Layout element annotations:
════

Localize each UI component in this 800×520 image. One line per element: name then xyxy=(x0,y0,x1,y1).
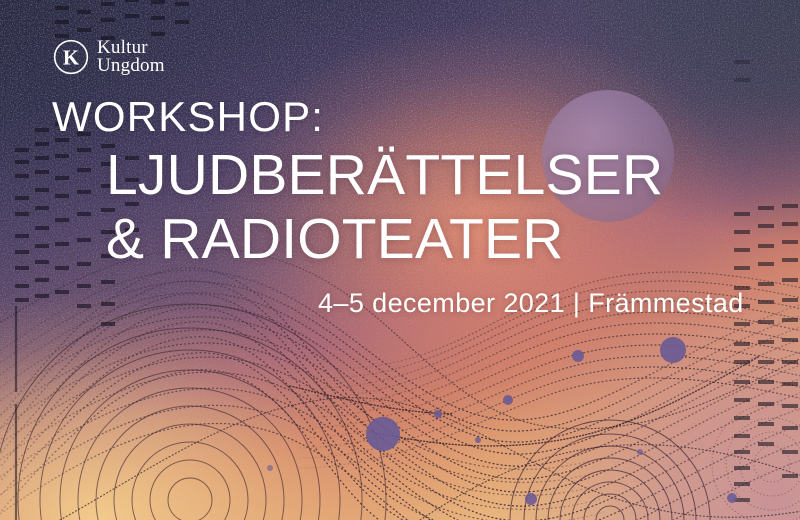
event-date-location: 4–5 december 2021 | Främmestad xyxy=(318,290,744,317)
title-line-1: LJUDBERÄTTELSER xyxy=(106,143,663,207)
title-line-2: & RADIOTEATER xyxy=(106,207,663,271)
svg-text:K: K xyxy=(63,46,80,70)
poster-content: K Kultur Ungdom WORKSHOP: LJUDBERÄTTELSE… xyxy=(0,0,800,520)
kultur-ungdom-logo[interactable]: K Kultur Ungdom xyxy=(52,38,165,76)
circled-k-logo-icon: K xyxy=(52,38,90,76)
logo-word-line2: Ungdom xyxy=(97,57,165,75)
eyebrow-workshop-label: WORKSHOP: xyxy=(52,96,324,138)
poster-canvas: K Kultur Ungdom WORKSHOP: LJUDBERÄTTELSE… xyxy=(0,0,800,520)
logo-wordmark: Kultur Ungdom xyxy=(97,39,165,75)
page-title: LJUDBERÄTTELSER & RADIOTEATER xyxy=(106,143,663,272)
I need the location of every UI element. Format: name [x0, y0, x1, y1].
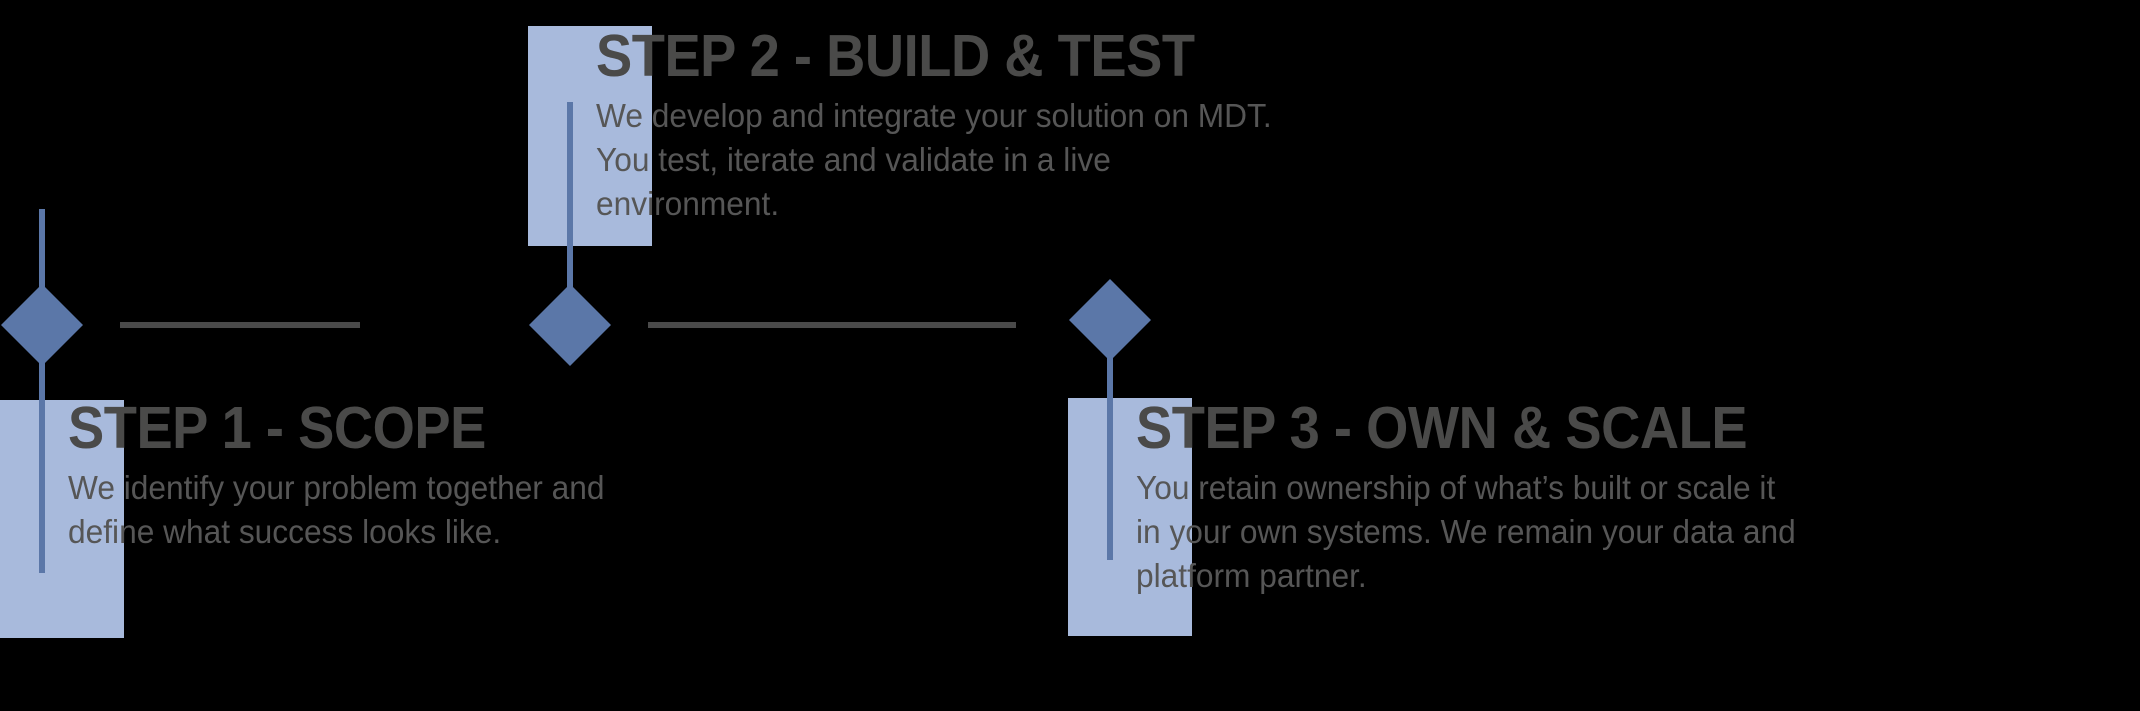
diamond-icon-step-2: [529, 284, 611, 366]
step-body-line: in your own systems. We remain your data…: [1136, 510, 2096, 554]
diamond-icon-step-3: [1069, 279, 1151, 361]
process-timeline-graphic: STEP 2 - BUILD & TEST We develop and int…: [0, 0, 2140, 711]
connector-step-1-to-step-2: [120, 322, 360, 328]
step-title-step-1: STEP 1 - SCOPE: [68, 398, 988, 460]
connector-step-2-to-step-3: [648, 322, 1016, 328]
step-body-line: environment.: [596, 182, 1652, 226]
step-body-line: We develop and integrate your solution o…: [596, 94, 1652, 138]
marker-stem-step-3: [1107, 328, 1113, 560]
step-block-step-1: STEP 1 - SCOPE We identify your problem …: [68, 398, 1068, 554]
step-body-line: define what success looks like.: [68, 510, 1028, 554]
step-body-step-3: You retain ownership of what’s built or …: [1136, 460, 2096, 599]
step-body-line: platform partner.: [1136, 554, 2096, 598]
step-body-step-2: We develop and integrate your solution o…: [596, 88, 1652, 227]
step-title-step-3: STEP 3 - OWN & SCALE: [1136, 398, 2056, 460]
step-title-step-2: STEP 2 - BUILD & TEST: [596, 26, 1608, 88]
step-body-line: You retain ownership of what’s built or …: [1136, 466, 2096, 510]
marker-stem-down-step-1: [39, 333, 45, 573]
step-body-line: We identify your problem together and: [68, 466, 1028, 510]
step-block-step-3: STEP 3 - OWN & SCALE You retain ownershi…: [1136, 398, 2136, 599]
step-body-step-1: We identify your problem together and de…: [68, 460, 1028, 554]
diamond-icon-step-1: [1, 284, 83, 366]
step-body-line: You test, iterate and validate in a live: [596, 138, 1652, 182]
step-block-step-2: STEP 2 - BUILD & TEST We develop and int…: [596, 26, 1696, 227]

════

• **DESCRIPTION OF THE TASK**:
Quote the entries word for word, from the very start through the line containing "I need the location", with both ends included. Leave the pictures out of your answer.

• **RESULT FOR THIS TASK**:
Localize each UI component in this 800×520 image. One line per element: name then xyxy=(x0,y0,x1,y1).
event-date-location: 4–5 december 2021 | Främmestad xyxy=(318,290,744,317)
title-line-1: LJUDBERÄTTELSER xyxy=(106,143,663,207)
title-line-2: & RADIOTEATER xyxy=(106,207,663,271)
svg-text:K: K xyxy=(63,46,80,70)
poster-content: K Kultur Ungdom WORKSHOP: LJUDBERÄTTELSE… xyxy=(0,0,800,520)
kultur-ungdom-logo[interactable]: K Kultur Ungdom xyxy=(52,38,165,76)
circled-k-logo-icon: K xyxy=(52,38,90,76)
logo-word-line2: Ungdom xyxy=(97,57,165,75)
eyebrow-workshop-label: WORKSHOP: xyxy=(52,96,324,138)
poster-canvas: K Kultur Ungdom WORKSHOP: LJUDBERÄTTELSE… xyxy=(0,0,800,520)
logo-wordmark: Kultur Ungdom xyxy=(97,39,165,75)
page-title: LJUDBERÄTTELSER & RADIOTEATER xyxy=(106,143,663,272)
I need the location of every UI element. Format: name [x0, y0, x1, y1].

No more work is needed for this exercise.